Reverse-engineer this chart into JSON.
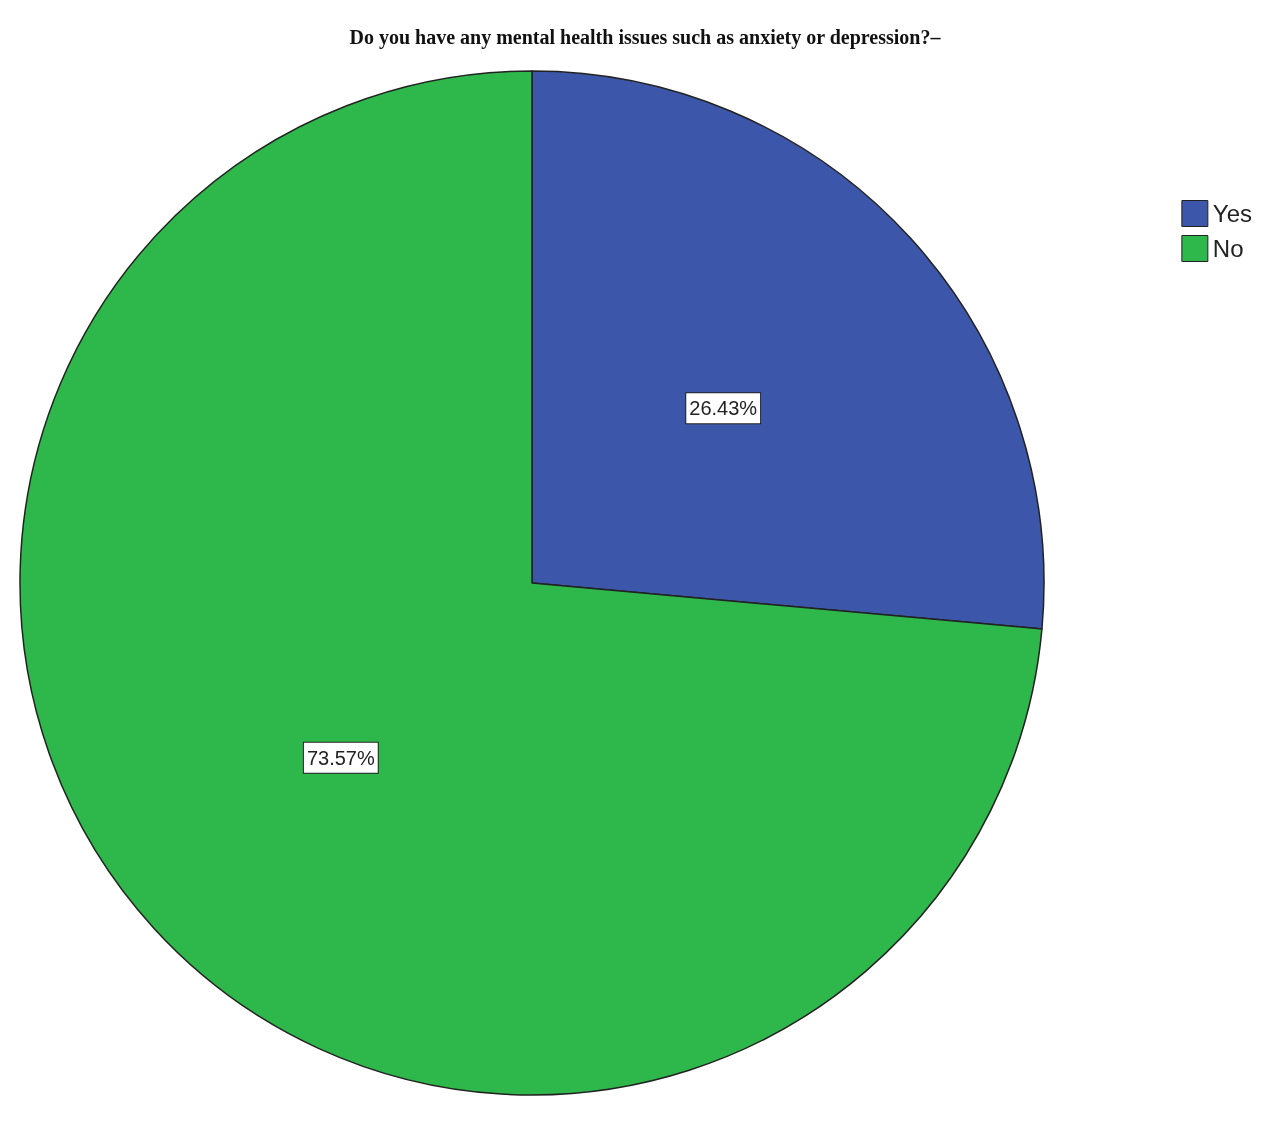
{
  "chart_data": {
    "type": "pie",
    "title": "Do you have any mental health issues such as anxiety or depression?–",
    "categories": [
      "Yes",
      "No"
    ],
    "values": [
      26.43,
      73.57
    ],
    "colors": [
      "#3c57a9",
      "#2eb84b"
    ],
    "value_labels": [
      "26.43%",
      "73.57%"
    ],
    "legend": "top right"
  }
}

- - - - -

§ **What is required**
Keep the pictures out of the copy and return the rest of the data above exactly.

§ **Output of the task**
Reverse-engineer this chart into JSON.
{
  "chart_data": {
    "type": "pie",
    "title": "Do you have any mental health issues such as anxiety or depression?–",
    "categories": [
      "Yes",
      "No"
    ],
    "values": [
      26.43,
      73.57
    ],
    "colors": [
      "#3c57a9",
      "#2eb84b"
    ],
    "value_labels": [
      "26.43%",
      "73.57%"
    ],
    "legend": "top right"
  }
}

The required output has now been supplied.